INSTRUCTIONS TO FOLLOW: Could you transcribe the material below exactly, without leaving out a single line?

Dataset rows:

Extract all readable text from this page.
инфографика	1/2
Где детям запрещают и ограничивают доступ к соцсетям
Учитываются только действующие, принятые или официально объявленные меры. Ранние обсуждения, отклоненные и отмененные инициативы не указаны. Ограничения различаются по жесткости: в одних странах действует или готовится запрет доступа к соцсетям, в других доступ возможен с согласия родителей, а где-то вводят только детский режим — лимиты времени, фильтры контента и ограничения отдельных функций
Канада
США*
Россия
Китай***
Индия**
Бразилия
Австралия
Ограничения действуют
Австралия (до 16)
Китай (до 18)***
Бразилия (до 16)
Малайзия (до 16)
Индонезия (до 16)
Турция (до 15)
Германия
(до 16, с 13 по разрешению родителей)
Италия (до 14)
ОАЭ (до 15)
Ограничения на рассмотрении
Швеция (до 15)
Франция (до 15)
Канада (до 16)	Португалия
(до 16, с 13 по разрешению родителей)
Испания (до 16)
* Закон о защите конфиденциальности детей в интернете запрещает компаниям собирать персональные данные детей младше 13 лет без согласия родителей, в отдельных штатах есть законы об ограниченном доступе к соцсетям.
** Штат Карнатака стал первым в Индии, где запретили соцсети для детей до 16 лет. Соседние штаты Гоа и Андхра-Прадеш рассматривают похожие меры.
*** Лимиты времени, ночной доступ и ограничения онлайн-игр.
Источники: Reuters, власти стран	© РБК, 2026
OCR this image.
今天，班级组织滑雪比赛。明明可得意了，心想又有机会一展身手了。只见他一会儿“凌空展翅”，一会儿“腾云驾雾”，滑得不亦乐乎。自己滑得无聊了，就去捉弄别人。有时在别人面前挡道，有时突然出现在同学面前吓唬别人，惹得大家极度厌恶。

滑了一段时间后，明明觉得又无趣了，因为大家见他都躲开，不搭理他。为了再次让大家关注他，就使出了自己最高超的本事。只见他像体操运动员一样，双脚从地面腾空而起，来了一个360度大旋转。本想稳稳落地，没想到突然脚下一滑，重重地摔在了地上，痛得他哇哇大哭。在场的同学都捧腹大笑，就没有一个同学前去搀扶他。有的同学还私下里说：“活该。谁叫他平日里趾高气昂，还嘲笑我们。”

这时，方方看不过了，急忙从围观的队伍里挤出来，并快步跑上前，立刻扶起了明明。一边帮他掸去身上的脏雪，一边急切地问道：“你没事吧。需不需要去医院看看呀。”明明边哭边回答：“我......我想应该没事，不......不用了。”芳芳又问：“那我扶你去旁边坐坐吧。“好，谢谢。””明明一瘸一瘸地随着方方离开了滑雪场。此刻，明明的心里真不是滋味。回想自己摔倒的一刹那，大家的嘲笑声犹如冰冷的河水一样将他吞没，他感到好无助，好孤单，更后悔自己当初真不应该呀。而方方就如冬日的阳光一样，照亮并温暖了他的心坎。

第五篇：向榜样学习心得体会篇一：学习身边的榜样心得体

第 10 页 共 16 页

RESULT OF THIS EXERCISE:
Extract all readable text from this page.
инфографика	1/2
Где детям запрещают и ограничивают доступ к соцсетям
Учитываются только действующие, принятые или официально объявленные меры. Ранние обсуждения, отклоненные и отмененные инициативы не указаны. Ограничения различаются по жесткости: в одних странах действует или готовится запрет доступа к соцсетям, в других доступ возможен с согласия родителей, а где-то вводят только детский режим — лимиты времени, фильтры контента и ограничения отдельных функций
Канада
США*
Россия
Китай***
Индия**
Бразилия
Австралия
Ограничения действуют
Австралия (до 16)
Китай (до 18)***
Бразилия (до 16)
Малайзия (до 16)
Индонезия (до 16)
Турция (до 15)
Германия
(до 16, с 13 по разрешению родителей)
Италия (до 14)
ОАЭ (до 15)
Ограничения на рассмотрении
Швеция (до 15)
Франция (до 15)
Канада (до 16)	Португалия
(до 16, с 13 по разрешению родителей)
Испания (до 16)
* Закон о защите конфиденциальности детей в интернете запрещает компаниям собирать персональные данные детей младше 13 лет без согласия родителей, в отдельных штатах есть законы об ограниченном доступе к соцсетям.
** Штат Карнатака стал первым в Индии, где запретили соцсети для детей до 16 лет. Соседние штаты Гоа и Андхра-Прадеш рассматривают похожие меры.
*** Лимиты времени, ночной доступ и ограничения онлайн-игр.
Источники: Reuters, власти стран	© РБК, 2026
OCR this image.
今天，班级组织滑雪比赛。明明可得意了，心想又有机会一展身手了。只见他一会儿“凌空展翅”，一会儿“腾云驾雾”，滑得不亦乐乎。自己滑得无聊了，就去捉弄别人。有时在别人面前挡道，有时突然出现在同学面前吓唬别人，惹得大家极度厌恶。

滑了一段时间后，明明觉得又无趣了，因为大家见他都躲开，不搭理他。为了再次让大家关注他，就使出了自己最高超的本事。只见他像体操运动员一样，双脚从地面腾空而起，来了一个360度大旋转。本想稳稳落地，没想到突然脚下一滑，重重地摔在了地上，痛得他哇哇大哭。在场的同学都捧腹大笑，就没有一个同学前去搀扶他。有的同学还私下里说：“活该。谁叫他平日里趾高气昂，还嘲笑我们。”

这时，方方看不过了，急忙从围观的队伍里挤出来，并快步跑上前，立刻扶起了明明。一边帮他掸去身上的脏雪，一边急切地问道：“你没事吧。需不需要去医院看看呀。”明明边哭边回答：“我......我想应该没事，不......不用了。”芳芳又问：“那我扶你去旁边坐坐吧。“好，谢谢。””明明一瘸一瘸地随着方方离开了滑雪场。此刻，明明的心里真不是滋味。回想自己摔倒的一刹那，大家的嘲笑声犹如冰冷的河水一样将他吞没，他感到好无助，好孤单，更后悔自己当初真不应该呀。而方方就如冬日的阳光一样，照亮并温暖了他的心坎。

第五篇：向榜样学习心得体会篇一：学习身边的榜样心得体

第 10 页 共 16 页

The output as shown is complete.